● THE TASK
Restate the whole of the material. Keep every word, and drop the pictures.

Stored records
■ ■ ■ ■ ■ ■ ■

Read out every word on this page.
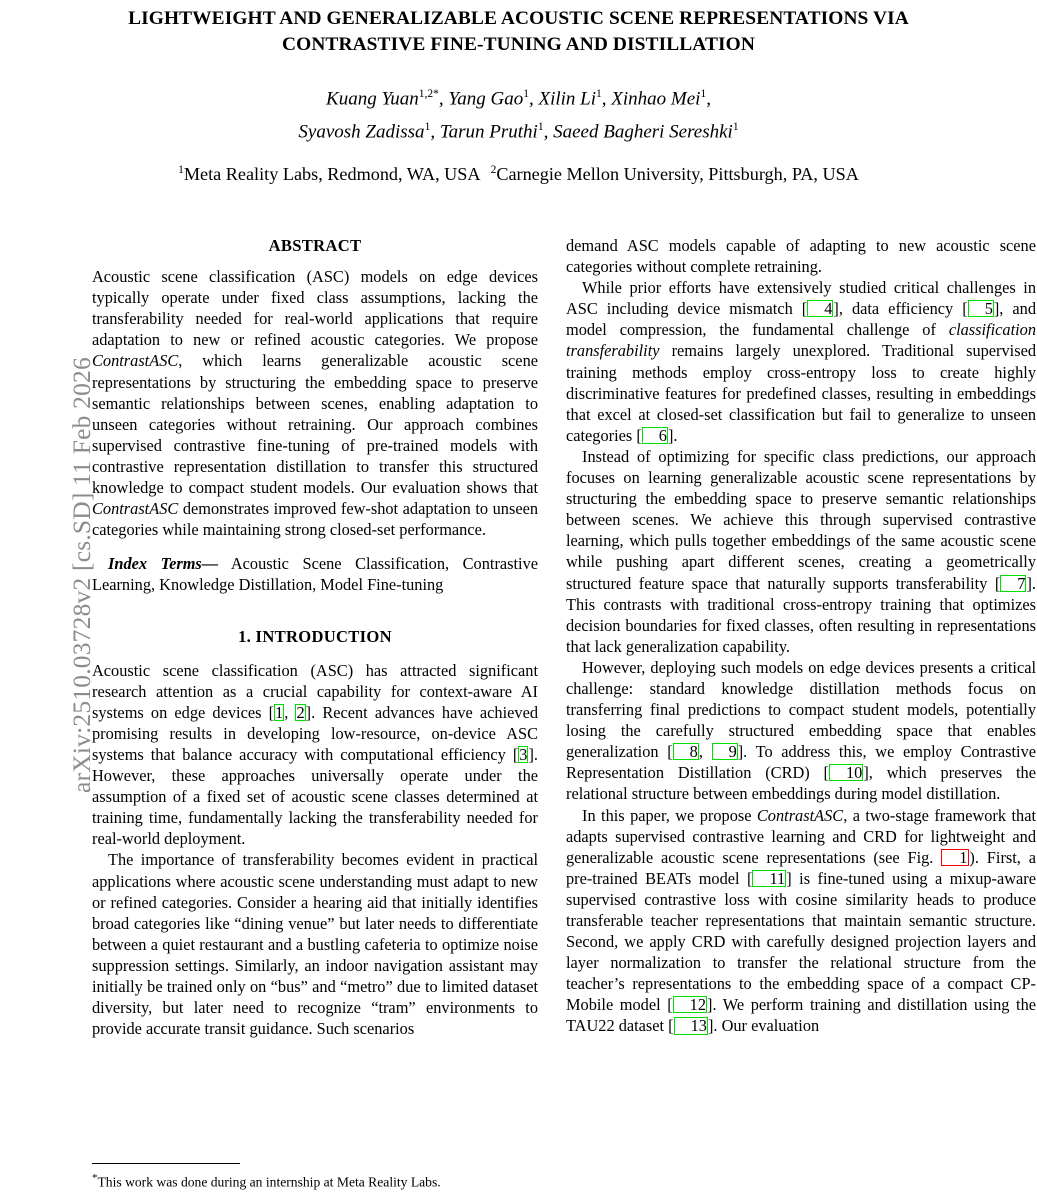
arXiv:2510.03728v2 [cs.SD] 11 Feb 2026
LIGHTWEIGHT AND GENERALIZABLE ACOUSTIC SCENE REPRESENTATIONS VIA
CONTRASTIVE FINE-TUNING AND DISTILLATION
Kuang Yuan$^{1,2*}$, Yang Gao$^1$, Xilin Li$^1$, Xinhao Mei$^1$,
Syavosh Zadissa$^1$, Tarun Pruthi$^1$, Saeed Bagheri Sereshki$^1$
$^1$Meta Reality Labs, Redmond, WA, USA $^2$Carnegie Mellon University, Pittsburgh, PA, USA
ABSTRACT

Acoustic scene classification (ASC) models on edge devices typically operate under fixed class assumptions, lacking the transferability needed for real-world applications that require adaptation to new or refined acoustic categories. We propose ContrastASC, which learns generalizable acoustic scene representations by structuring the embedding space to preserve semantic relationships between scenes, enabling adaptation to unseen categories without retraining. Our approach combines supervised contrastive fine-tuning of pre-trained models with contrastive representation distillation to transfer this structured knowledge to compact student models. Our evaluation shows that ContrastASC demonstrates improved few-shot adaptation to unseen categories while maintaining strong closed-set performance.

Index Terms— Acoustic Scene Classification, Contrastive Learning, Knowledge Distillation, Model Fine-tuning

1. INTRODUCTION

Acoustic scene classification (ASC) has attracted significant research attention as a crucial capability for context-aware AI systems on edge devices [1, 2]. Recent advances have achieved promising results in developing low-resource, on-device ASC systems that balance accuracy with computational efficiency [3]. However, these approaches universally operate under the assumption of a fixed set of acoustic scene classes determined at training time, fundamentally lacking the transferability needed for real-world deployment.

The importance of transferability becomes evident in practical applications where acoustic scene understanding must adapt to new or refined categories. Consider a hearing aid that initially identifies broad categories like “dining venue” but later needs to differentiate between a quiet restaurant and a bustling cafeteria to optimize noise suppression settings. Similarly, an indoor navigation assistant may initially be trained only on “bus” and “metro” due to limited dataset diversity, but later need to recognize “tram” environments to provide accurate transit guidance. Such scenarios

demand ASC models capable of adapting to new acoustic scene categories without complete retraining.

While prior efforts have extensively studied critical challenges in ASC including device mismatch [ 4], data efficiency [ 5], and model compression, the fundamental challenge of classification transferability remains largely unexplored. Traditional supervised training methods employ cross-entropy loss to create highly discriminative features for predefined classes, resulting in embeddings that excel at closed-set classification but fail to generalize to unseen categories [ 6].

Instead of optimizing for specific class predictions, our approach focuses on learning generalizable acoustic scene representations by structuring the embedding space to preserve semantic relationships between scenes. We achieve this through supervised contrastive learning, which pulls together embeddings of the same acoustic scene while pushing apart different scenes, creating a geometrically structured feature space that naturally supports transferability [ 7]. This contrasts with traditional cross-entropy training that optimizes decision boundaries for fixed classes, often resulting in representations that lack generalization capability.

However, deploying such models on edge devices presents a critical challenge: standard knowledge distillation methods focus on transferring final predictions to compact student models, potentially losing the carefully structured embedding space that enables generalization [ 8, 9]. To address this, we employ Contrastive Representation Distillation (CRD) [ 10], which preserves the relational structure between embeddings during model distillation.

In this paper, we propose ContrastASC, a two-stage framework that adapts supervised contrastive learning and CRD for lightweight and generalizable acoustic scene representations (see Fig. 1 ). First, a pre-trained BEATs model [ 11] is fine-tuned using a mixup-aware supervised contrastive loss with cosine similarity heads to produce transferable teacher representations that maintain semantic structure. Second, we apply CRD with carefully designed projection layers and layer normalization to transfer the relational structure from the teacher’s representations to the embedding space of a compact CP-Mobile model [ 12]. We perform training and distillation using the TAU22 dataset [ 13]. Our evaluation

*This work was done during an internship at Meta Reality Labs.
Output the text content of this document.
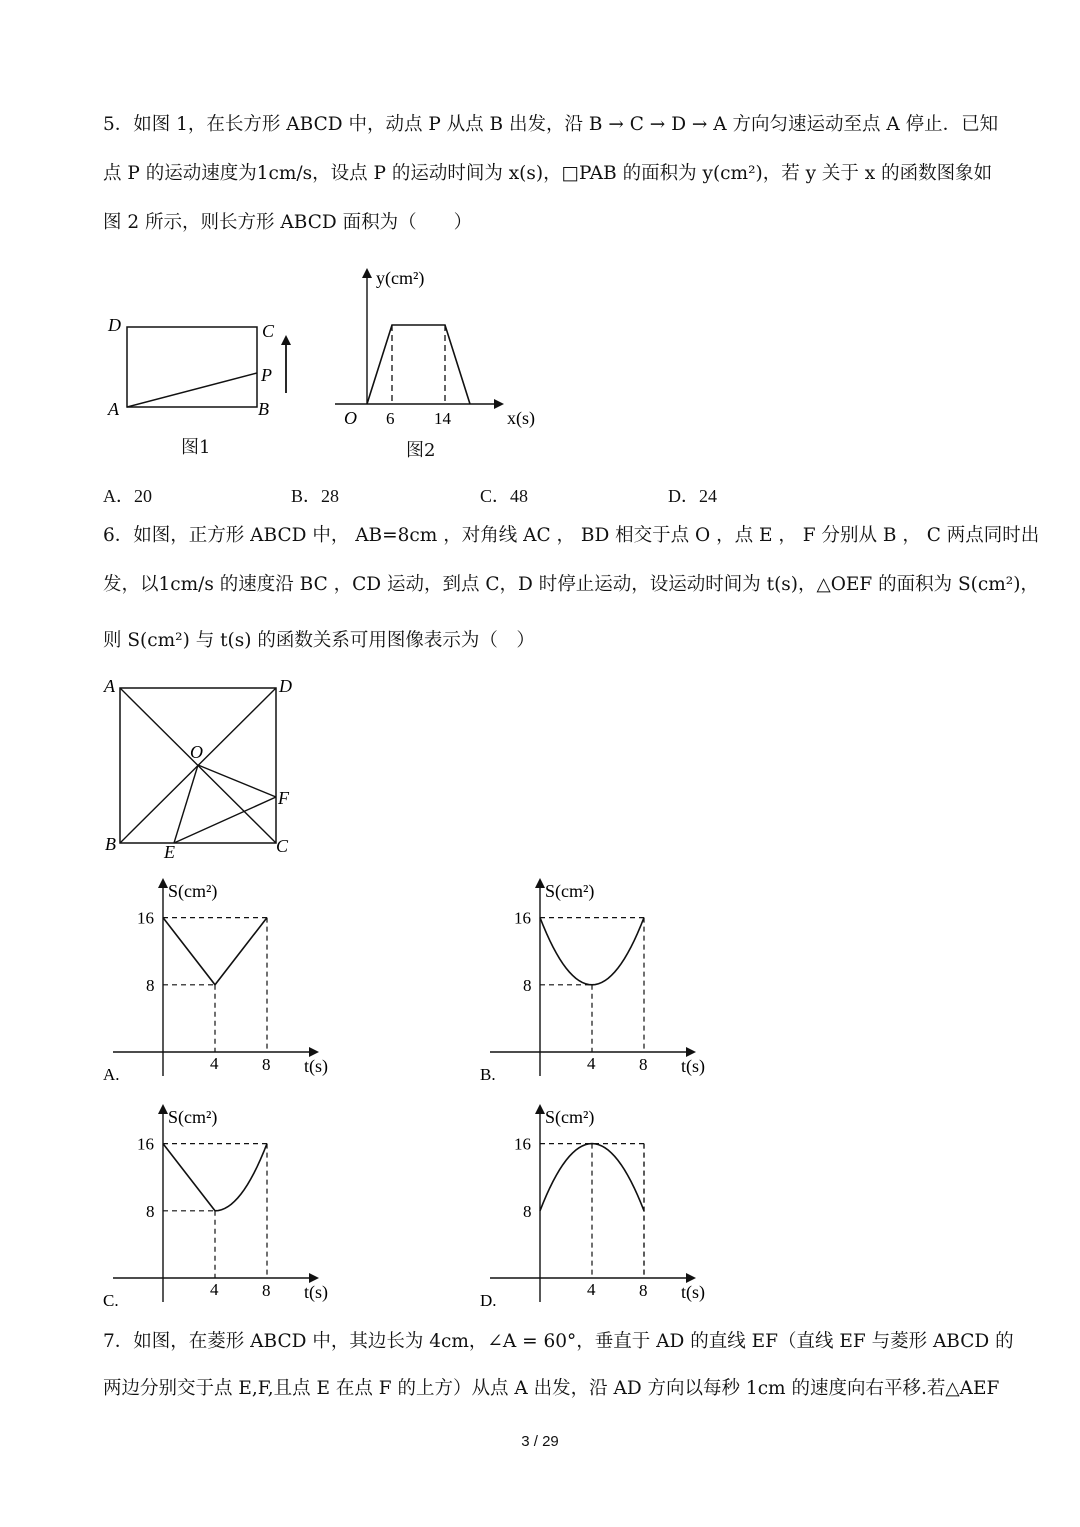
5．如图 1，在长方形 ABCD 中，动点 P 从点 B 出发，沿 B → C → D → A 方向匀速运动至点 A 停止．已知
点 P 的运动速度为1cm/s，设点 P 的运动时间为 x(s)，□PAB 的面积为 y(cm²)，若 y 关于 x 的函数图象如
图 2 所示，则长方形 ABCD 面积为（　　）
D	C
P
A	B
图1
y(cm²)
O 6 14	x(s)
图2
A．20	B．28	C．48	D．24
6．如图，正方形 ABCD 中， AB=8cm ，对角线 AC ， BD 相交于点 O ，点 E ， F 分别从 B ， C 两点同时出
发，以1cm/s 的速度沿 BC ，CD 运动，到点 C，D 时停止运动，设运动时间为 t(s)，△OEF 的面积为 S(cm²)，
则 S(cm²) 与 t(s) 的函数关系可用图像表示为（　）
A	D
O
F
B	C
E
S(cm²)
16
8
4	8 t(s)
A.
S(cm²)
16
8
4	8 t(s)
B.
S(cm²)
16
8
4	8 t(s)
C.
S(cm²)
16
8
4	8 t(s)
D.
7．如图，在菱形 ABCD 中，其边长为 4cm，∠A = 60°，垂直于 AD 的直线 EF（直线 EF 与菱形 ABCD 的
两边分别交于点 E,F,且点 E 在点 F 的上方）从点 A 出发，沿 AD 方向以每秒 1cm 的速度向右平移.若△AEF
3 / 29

■ ■ ■ ■ ■ ■ ■

● SOLUTION TO THE EXERCISE
Read out every word on this page.
arXiv:2510.03728v2 [cs.SD] 11 Feb 2026
LIGHTWEIGHT AND GENERALIZABLE ACOUSTIC SCENE REPRESENTATIONS VIA
CONTRASTIVE FINE-TUNING AND DISTILLATION
Kuang Yuan$^{1,2*}$, Yang Gao$^1$, Xilin Li$^1$, Xinhao Mei$^1$,
Syavosh Zadissa$^1$, Tarun Pruthi$^1$, Saeed Bagheri Sereshki$^1$
$^1$Meta Reality Labs, Redmond, WA, USA $^2$Carnegie Mellon University, Pittsburgh, PA, USA
ABSTRACT

Acoustic scene classification (ASC) models on edge devices typically operate under fixed class assumptions, lacking the transferability needed for real-world applications that require adaptation to new or refined acoustic categories. We propose ContrastASC, which learns generalizable acoustic scene representations by structuring the embedding space to preserve semantic relationships between scenes, enabling adaptation to unseen categories without retraining. Our approach combines supervised contrastive fine-tuning of pre-trained models with contrastive representation distillation to transfer this structured knowledge to compact student models. Our evaluation shows that ContrastASC demonstrates improved few-shot adaptation to unseen categories while maintaining strong closed-set performance.

Index Terms— Acoustic Scene Classification, Contrastive Learning, Knowledge Distillation, Model Fine-tuning

1. INTRODUCTION

Acoustic scene classification (ASC) has attracted significant research attention as a crucial capability for context-aware AI systems on edge devices [1, 2]. Recent advances have achieved promising results in developing low-resource, on-device ASC systems that balance accuracy with computational efficiency [3]. However, these approaches universally operate under the assumption of a fixed set of acoustic scene classes determined at training time, fundamentally lacking the transferability needed for real-world deployment.

The importance of transferability becomes evident in practical applications where acoustic scene understanding must adapt to new or refined categories. Consider a hearing aid that initially identifies broad categories like “dining venue” but later needs to differentiate between a quiet restaurant and a bustling cafeteria to optimize noise suppression settings. Similarly, an indoor navigation assistant may initially be trained only on “bus” and “metro” due to limited dataset diversity, but later need to recognize “tram” environments to provide accurate transit guidance. Such scenarios

demand ASC models capable of adapting to new acoustic scene categories without complete retraining.

While prior efforts have extensively studied critical challenges in ASC including device mismatch [ 4], data efficiency [ 5], and model compression, the fundamental challenge of classification transferability remains largely unexplored. Traditional supervised training methods employ cross-entropy loss to create highly discriminative features for predefined classes, resulting in embeddings that excel at closed-set classification but fail to generalize to unseen categories [ 6].

Instead of optimizing for specific class predictions, our approach focuses on learning generalizable acoustic scene representations by structuring the embedding space to preserve semantic relationships between scenes. We achieve this through supervised contrastive learning, which pulls together embeddings of the same acoustic scene while pushing apart different scenes, creating a geometrically structured feature space that naturally supports transferability [ 7]. This contrasts with traditional cross-entropy training that optimizes decision boundaries for fixed classes, often resulting in representations that lack generalization capability.

However, deploying such models on edge devices presents a critical challenge: standard knowledge distillation methods focus on transferring final predictions to compact student models, potentially losing the carefully structured embedding space that enables generalization [ 8, 9]. To address this, we employ Contrastive Representation Distillation (CRD) [ 10], which preserves the relational structure between embeddings during model distillation.

In this paper, we propose ContrastASC, a two-stage framework that adapts supervised contrastive learning and CRD for lightweight and generalizable acoustic scene representations (see Fig. 1 ). First, a pre-trained BEATs model [ 11] is fine-tuned using a mixup-aware supervised contrastive loss with cosine similarity heads to produce transferable teacher representations that maintain semantic structure. Second, we apply CRD with carefully designed projection layers and layer normalization to transfer the relational structure from the teacher’s representations to the embedding space of a compact CP-Mobile model [ 12]. We perform training and distillation using the TAU22 dataset [ 13]. Our evaluation

*This work was done during an internship at Meta Reality Labs.
Output the text content of this document.
5．如图 1，在长方形 ABCD 中，动点 P 从点 B 出发，沿 B → C → D → A 方向匀速运动至点 A 停止．已知
点 P 的运动速度为1cm/s，设点 P 的运动时间为 x(s)，□PAB 的面积为 y(cm²)，若 y 关于 x 的函数图象如
图 2 所示，则长方形 ABCD 面积为（　　）
D	C
P
A	B
图1
y(cm²)
O 6 14	x(s)
图2
A．20	B．28	C．48	D．24
6．如图，正方形 ABCD 中， AB=8cm ，对角线 AC ， BD 相交于点 O ，点 E ， F 分别从 B ， C 两点同时出
发，以1cm/s 的速度沿 BC ，CD 运动，到点 C，D 时停止运动，设运动时间为 t(s)，△OEF 的面积为 S(cm²)，
则 S(cm²) 与 t(s) 的函数关系可用图像表示为（　）
A	D
O
F
B	C
E
S(cm²)
16
8
4	8 t(s)
A.
S(cm²)
16
8
4	8 t(s)
B.
S(cm²)
16
8
4	8 t(s)
C.
S(cm²)
16
8
4	8 t(s)
D.
7．如图，在菱形 ABCD 中，其边长为 4cm，∠A = 60°，垂直于 AD 的直线 EF（直线 EF 与菱形 ABCD 的
两边分别交于点 E,F,且点 E 在点 F 的上方）从点 A 出发，沿 AD 方向以每秒 1cm 的速度向右平移.若△AEF
3 / 29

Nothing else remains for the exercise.